**WRITTEN INSTRUCTION**
Work out how many lines of the records hold the string "tablica", and reply with that number alone.

**** EXERCISE INPUT ****

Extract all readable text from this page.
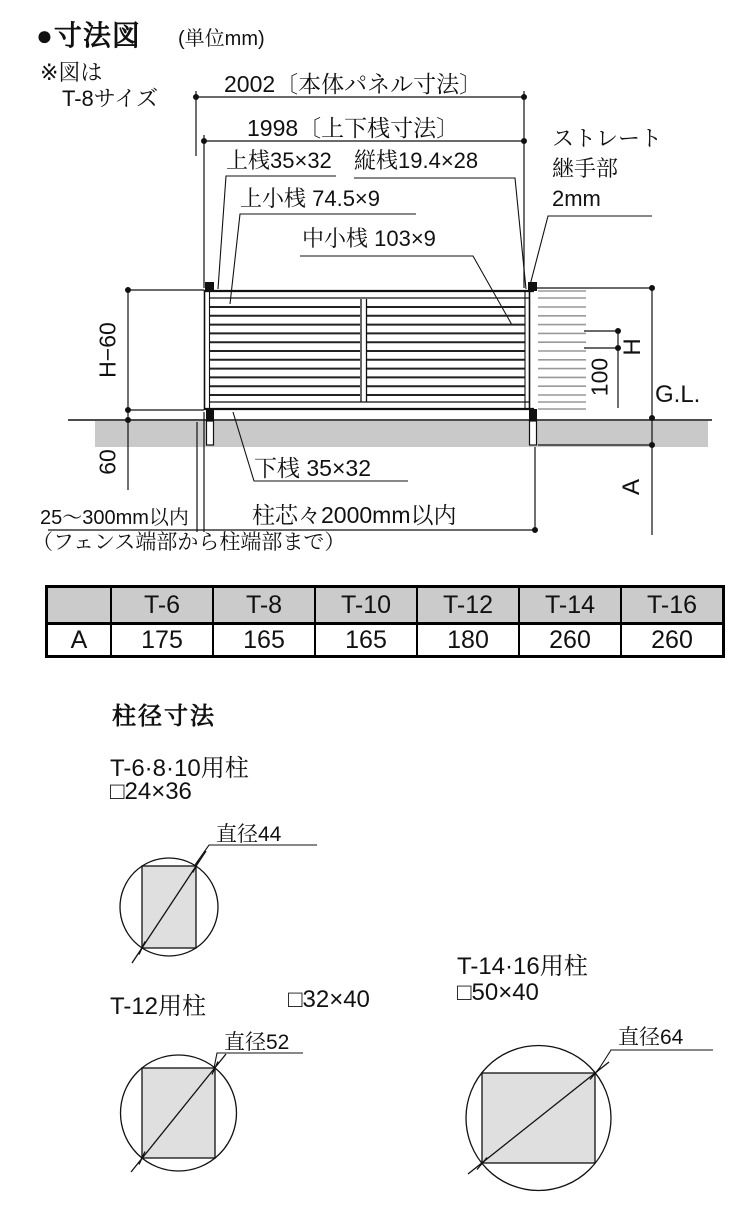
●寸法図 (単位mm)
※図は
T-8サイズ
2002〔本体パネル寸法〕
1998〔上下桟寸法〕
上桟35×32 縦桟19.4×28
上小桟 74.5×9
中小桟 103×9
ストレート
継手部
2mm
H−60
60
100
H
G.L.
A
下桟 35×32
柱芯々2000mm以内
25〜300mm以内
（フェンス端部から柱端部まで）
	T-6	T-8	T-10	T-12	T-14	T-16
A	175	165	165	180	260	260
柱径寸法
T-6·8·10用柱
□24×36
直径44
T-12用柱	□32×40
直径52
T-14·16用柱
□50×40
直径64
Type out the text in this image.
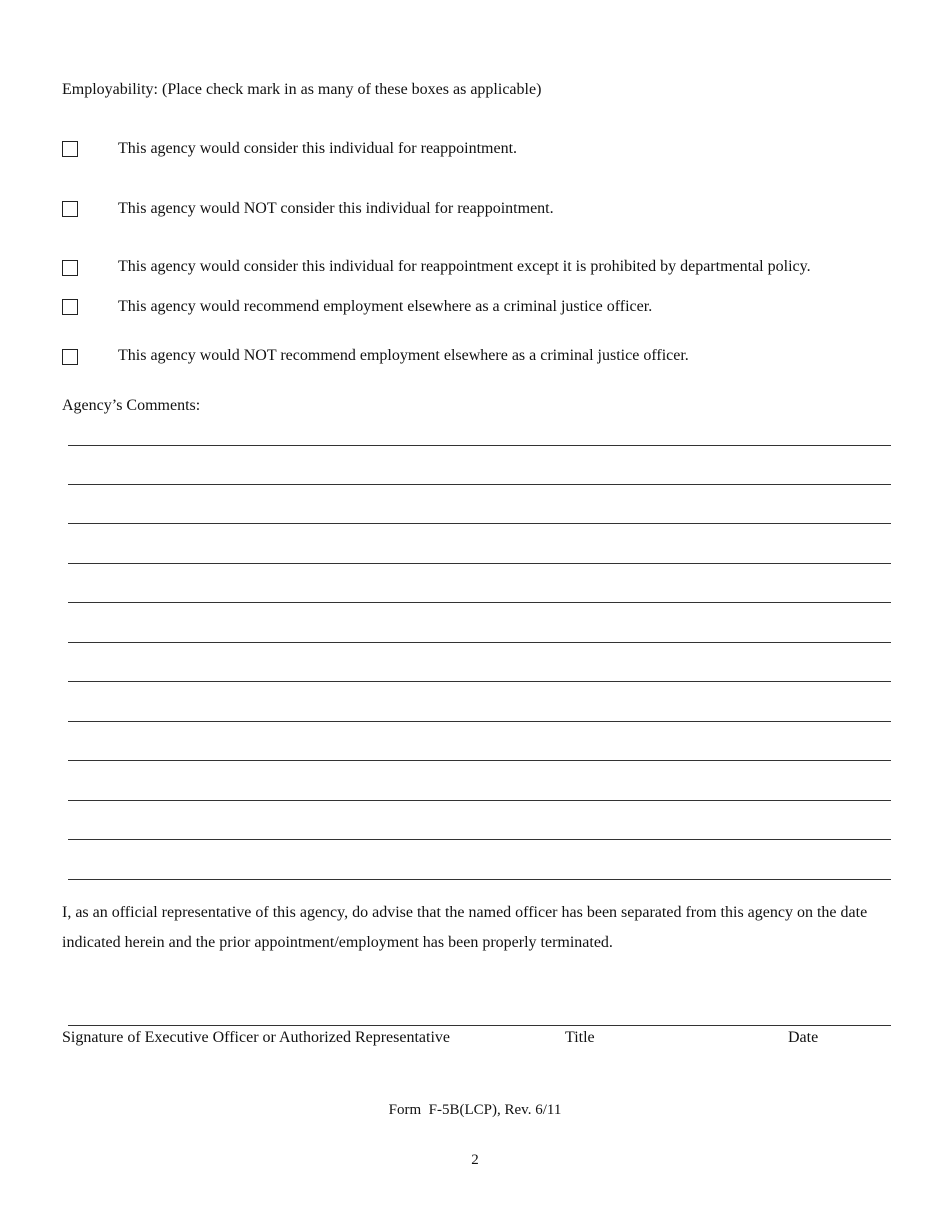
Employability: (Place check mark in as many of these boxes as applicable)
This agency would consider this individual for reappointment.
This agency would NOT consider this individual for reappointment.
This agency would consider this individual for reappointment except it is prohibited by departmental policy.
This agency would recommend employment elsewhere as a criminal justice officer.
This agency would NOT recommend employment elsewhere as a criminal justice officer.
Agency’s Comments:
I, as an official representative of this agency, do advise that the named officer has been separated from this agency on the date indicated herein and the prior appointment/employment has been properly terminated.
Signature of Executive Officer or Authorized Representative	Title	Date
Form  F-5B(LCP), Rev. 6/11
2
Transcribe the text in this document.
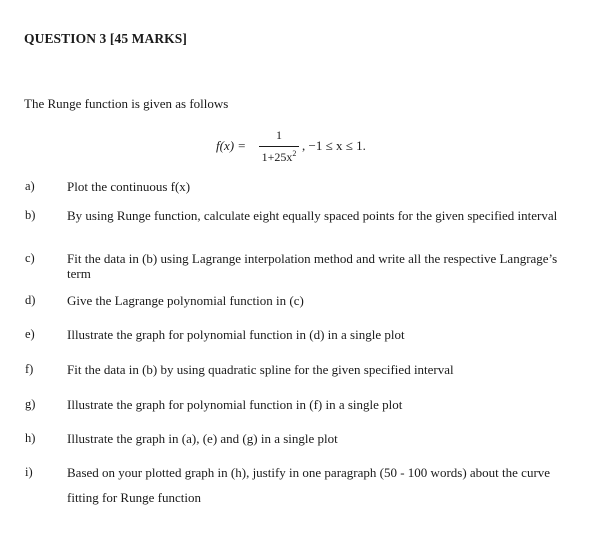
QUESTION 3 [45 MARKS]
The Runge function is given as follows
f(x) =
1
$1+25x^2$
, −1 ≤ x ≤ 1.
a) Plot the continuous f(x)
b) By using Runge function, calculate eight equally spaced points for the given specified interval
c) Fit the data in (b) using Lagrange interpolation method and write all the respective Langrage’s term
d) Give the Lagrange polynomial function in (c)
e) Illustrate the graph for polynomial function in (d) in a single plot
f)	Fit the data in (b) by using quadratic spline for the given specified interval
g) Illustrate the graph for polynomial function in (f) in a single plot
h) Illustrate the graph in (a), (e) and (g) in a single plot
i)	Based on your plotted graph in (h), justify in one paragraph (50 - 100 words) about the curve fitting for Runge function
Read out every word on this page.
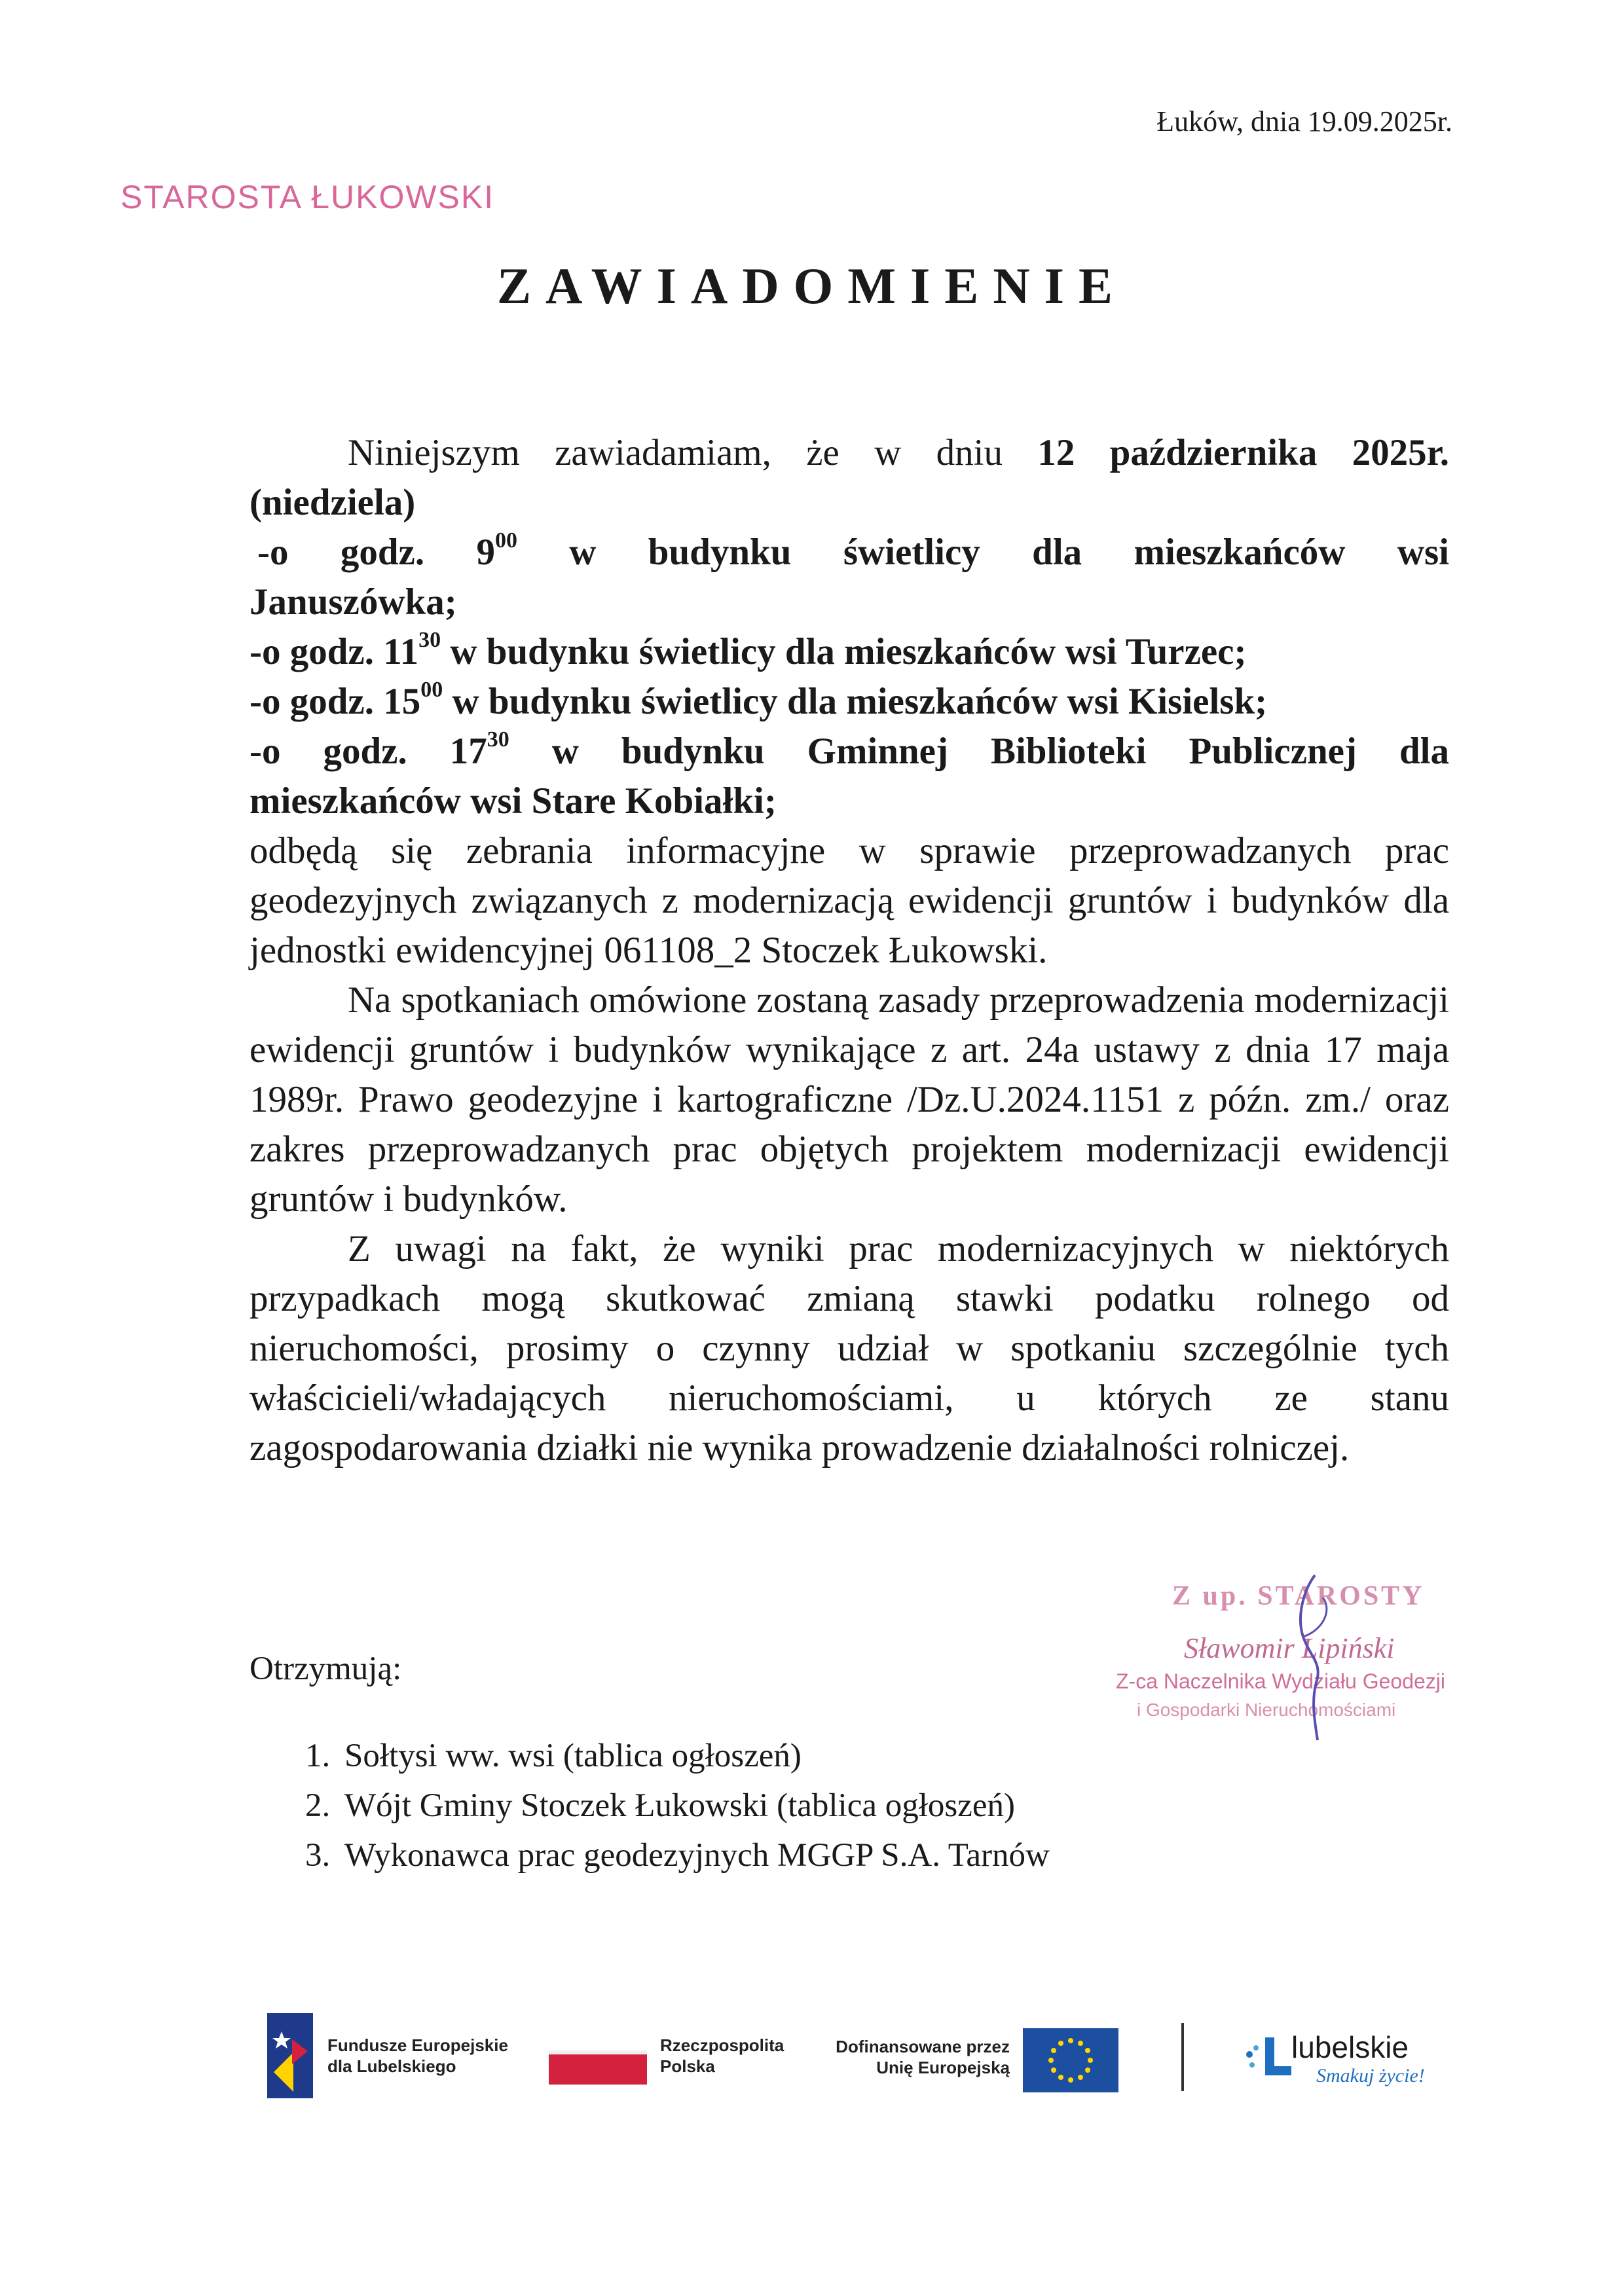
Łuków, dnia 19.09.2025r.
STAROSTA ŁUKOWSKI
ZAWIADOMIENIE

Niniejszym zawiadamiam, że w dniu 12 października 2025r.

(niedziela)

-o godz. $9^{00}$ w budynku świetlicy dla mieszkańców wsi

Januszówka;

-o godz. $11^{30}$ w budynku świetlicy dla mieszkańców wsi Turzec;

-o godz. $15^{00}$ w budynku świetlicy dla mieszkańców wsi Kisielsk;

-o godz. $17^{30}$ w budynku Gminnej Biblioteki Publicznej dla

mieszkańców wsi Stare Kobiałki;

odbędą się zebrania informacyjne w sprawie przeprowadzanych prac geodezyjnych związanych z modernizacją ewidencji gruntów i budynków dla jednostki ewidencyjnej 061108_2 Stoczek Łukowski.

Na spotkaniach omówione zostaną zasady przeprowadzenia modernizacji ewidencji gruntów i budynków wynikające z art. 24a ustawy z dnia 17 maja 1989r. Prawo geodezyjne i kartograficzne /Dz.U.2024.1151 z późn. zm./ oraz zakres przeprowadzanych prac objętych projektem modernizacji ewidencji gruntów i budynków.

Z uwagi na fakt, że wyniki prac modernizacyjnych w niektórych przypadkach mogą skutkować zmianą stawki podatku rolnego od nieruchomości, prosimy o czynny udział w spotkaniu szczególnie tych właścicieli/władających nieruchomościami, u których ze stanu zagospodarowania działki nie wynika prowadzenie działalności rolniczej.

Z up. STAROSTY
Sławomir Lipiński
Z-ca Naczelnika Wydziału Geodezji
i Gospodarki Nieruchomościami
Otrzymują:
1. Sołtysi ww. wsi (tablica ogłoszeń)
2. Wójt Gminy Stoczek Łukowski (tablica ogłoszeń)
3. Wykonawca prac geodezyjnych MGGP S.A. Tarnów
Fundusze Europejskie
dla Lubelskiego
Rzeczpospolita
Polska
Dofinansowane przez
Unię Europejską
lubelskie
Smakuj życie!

****

**ANSWER FOR THE TASK**
2